[Entries from a dataset]

==========

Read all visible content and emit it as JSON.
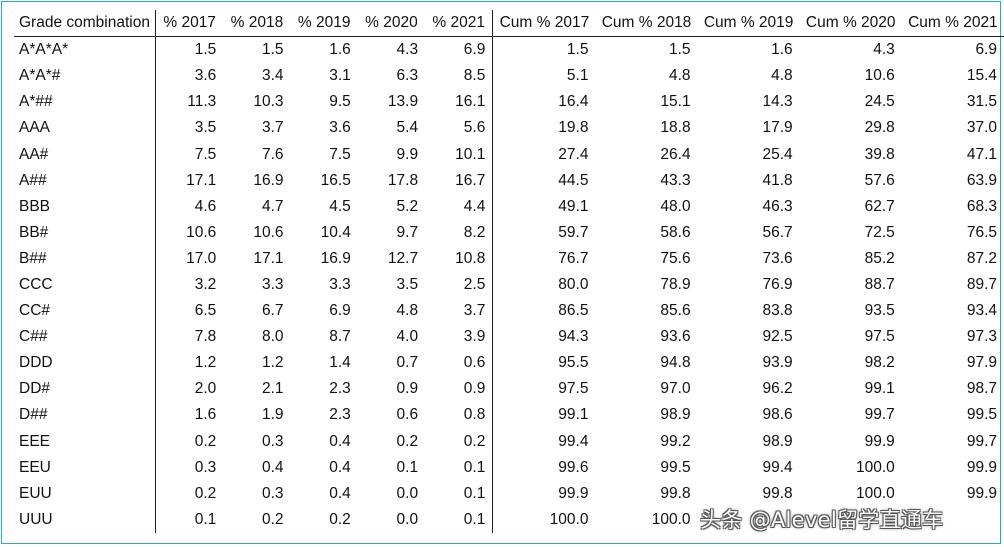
{
  "table": {
    "headers": [
      "Grade combination",
      "% 2017",
      "% 2018",
      "% 2019",
      "% 2020",
      "% 2021",
      "Cum % 2017",
      "Cum % 2018",
      "Cum % 2019",
      "Cum % 2020",
      "Cum % 2021"
    ],
    "rows": [
      [
        "A*A*A*",
        "1.5",
        "1.5",
        "1.6",
        "4.3",
        "6.9",
        "1.5",
        "1.5",
        "1.6",
        "4.3",
        "6.9"
      ],
      [
        "A*A*#",
        "3.6",
        "3.4",
        "3.1",
        "6.3",
        "8.5",
        "5.1",
        "4.8",
        "4.8",
        "10.6",
        "15.4"
      ],
      [
        "A*##",
        "11.3",
        "10.3",
        "9.5",
        "13.9",
        "16.1",
        "16.4",
        "15.1",
        "14.3",
        "24.5",
        "31.5"
      ],
      [
        "AAA",
        "3.5",
        "3.7",
        "3.6",
        "5.4",
        "5.6",
        "19.8",
        "18.8",
        "17.9",
        "29.8",
        "37.0"
      ],
      [
        "AA#",
        "7.5",
        "7.6",
        "7.5",
        "9.9",
        "10.1",
        "27.4",
        "26.4",
        "25.4",
        "39.8",
        "47.1"
      ],
      [
        "A##",
        "17.1",
        "16.9",
        "16.5",
        "17.8",
        "16.7",
        "44.5",
        "43.3",
        "41.8",
        "57.6",
        "63.9"
      ],
      [
        "BBB",
        "4.6",
        "4.7",
        "4.5",
        "5.2",
        "4.4",
        "49.1",
        "48.0",
        "46.3",
        "62.7",
        "68.3"
      ],
      [
        "BB#",
        "10.6",
        "10.6",
        "10.4",
        "9.7",
        "8.2",
        "59.7",
        "58.6",
        "56.7",
        "72.5",
        "76.5"
      ],
      [
        "B##",
        "17.0",
        "17.1",
        "16.9",
        "12.7",
        "10.8",
        "76.7",
        "75.6",
        "73.6",
        "85.2",
        "87.2"
      ],
      [
        "CCC",
        "3.2",
        "3.3",
        "3.3",
        "3.5",
        "2.5",
        "80.0",
        "78.9",
        "76.9",
        "88.7",
        "89.7"
      ],
      [
        "CC#",
        "6.5",
        "6.7",
        "6.9",
        "4.8",
        "3.7",
        "86.5",
        "85.6",
        "83.8",
        "93.5",
        "93.4"
      ],
      [
        "C##",
        "7.8",
        "8.0",
        "8.7",
        "4.0",
        "3.9",
        "94.3",
        "93.6",
        "92.5",
        "97.5",
        "97.3"
      ],
      [
        "DDD",
        "1.2",
        "1.2",
        "1.4",
        "0.7",
        "0.6",
        "95.5",
        "94.8",
        "93.9",
        "98.2",
        "97.9"
      ],
      [
        "DD#",
        "2.0",
        "2.1",
        "2.3",
        "0.9",
        "0.9",
        "97.5",
        "97.0",
        "96.2",
        "99.1",
        "98.7"
      ],
      [
        "D##",
        "1.6",
        "1.9",
        "2.3",
        "0.6",
        "0.8",
        "99.1",
        "98.9",
        "98.6",
        "99.7",
        "99.5"
      ],
      [
        "EEE",
        "0.2",
        "0.3",
        "0.4",
        "0.2",
        "0.2",
        "99.4",
        "99.2",
        "98.9",
        "99.9",
        "99.7"
      ],
      [
        "EEU",
        "0.3",
        "0.4",
        "0.4",
        "0.1",
        "0.1",
        "99.6",
        "99.5",
        "99.4",
        "100.0",
        "99.9"
      ],
      [
        "EUU",
        "0.2",
        "0.3",
        "0.4",
        "0.0",
        "0.1",
        "99.9",
        "99.8",
        "99.8",
        "100.0",
        "99.9"
      ],
      [
        "UUU",
        "0.1",
        "0.2",
        "0.2",
        "0.0",
        "0.1",
        "100.0",
        "100.0",
        "",
        "",
        ""
      ]
    ]
  },
  "watermark": "头条 @Alevel留学直通车"
}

==========

#### Brief:
Every line is to be duplicated exactly, though pictures stay out.

#### Problem solution:
Read all visible content and emit it as JSON.
{
  "table": {
    "headers": [
      "Grade combination",
      "% 2017",
      "% 2018",
      "% 2019",
      "% 2020",
      "% 2021",
      "Cum % 2017",
      "Cum % 2018",
      "Cum % 2019",
      "Cum % 2020",
      "Cum % 2021"
    ],
    "rows": [
      [
        "A*A*A*",
        "1.5",
        "1.5",
        "1.6",
        "4.3",
        "6.9",
        "1.5",
        "1.5",
        "1.6",
        "4.3",
        "6.9"
      ],
      [
        "A*A*#",
        "3.6",
        "3.4",
        "3.1",
        "6.3",
        "8.5",
        "5.1",
        "4.8",
        "4.8",
        "10.6",
        "15.4"
      ],
      [
        "A*##",
        "11.3",
        "10.3",
        "9.5",
        "13.9",
        "16.1",
        "16.4",
        "15.1",
        "14.3",
        "24.5",
        "31.5"
      ],
      [
        "AAA",
        "3.5",
        "3.7",
        "3.6",
        "5.4",
        "5.6",
        "19.8",
        "18.8",
        "17.9",
        "29.8",
        "37.0"
      ],
      [
        "AA#",
        "7.5",
        "7.6",
        "7.5",
        "9.9",
        "10.1",
        "27.4",
        "26.4",
        "25.4",
        "39.8",
        "47.1"
      ],
      [
        "A##",
        "17.1",
        "16.9",
        "16.5",
        "17.8",
        "16.7",
        "44.5",
        "43.3",
        "41.8",
        "57.6",
        "63.9"
      ],
      [
        "BBB",
        "4.6",
        "4.7",
        "4.5",
        "5.2",
        "4.4",
        "49.1",
        "48.0",
        "46.3",
        "62.7",
        "68.3"
      ],
      [
        "BB#",
        "10.6",
        "10.6",
        "10.4",
        "9.7",
        "8.2",
        "59.7",
        "58.6",
        "56.7",
        "72.5",
        "76.5"
      ],
      [
        "B##",
        "17.0",
        "17.1",
        "16.9",
        "12.7",
        "10.8",
        "76.7",
        "75.6",
        "73.6",
        "85.2",
        "87.2"
      ],
      [
        "CCC",
        "3.2",
        "3.3",
        "3.3",
        "3.5",
        "2.5",
        "80.0",
        "78.9",
        "76.9",
        "88.7",
        "89.7"
      ],
      [
        "CC#",
        "6.5",
        "6.7",
        "6.9",
        "4.8",
        "3.7",
        "86.5",
        "85.6",
        "83.8",
        "93.5",
        "93.4"
      ],
      [
        "C##",
        "7.8",
        "8.0",
        "8.7",
        "4.0",
        "3.9",
        "94.3",
        "93.6",
        "92.5",
        "97.5",
        "97.3"
      ],
      [
        "DDD",
        "1.2",
        "1.2",
        "1.4",
        "0.7",
        "0.6",
        "95.5",
        "94.8",
        "93.9",
        "98.2",
        "97.9"
      ],
      [
        "DD#",
        "2.0",
        "2.1",
        "2.3",
        "0.9",
        "0.9",
        "97.5",
        "97.0",
        "96.2",
        "99.1",
        "98.7"
      ],
      [
        "D##",
        "1.6",
        "1.9",
        "2.3",
        "0.6",
        "0.8",
        "99.1",
        "98.9",
        "98.6",
        "99.7",
        "99.5"
      ],
      [
        "EEE",
        "0.2",
        "0.3",
        "0.4",
        "0.2",
        "0.2",
        "99.4",
        "99.2",
        "98.9",
        "99.9",
        "99.7"
      ],
      [
        "EEU",
        "0.3",
        "0.4",
        "0.4",
        "0.1",
        "0.1",
        "99.6",
        "99.5",
        "99.4",
        "100.0",
        "99.9"
      ],
      [
        "EUU",
        "0.2",
        "0.3",
        "0.4",
        "0.0",
        "0.1",
        "99.9",
        "99.8",
        "99.8",
        "100.0",
        "99.9"
      ],
      [
        "UUU",
        "0.1",
        "0.2",
        "0.2",
        "0.0",
        "0.1",
        "100.0",
        "100.0",
        "",
        "",
        ""
      ]
    ]
  },
  "watermark": "头条 @Alevel留学直通车"
}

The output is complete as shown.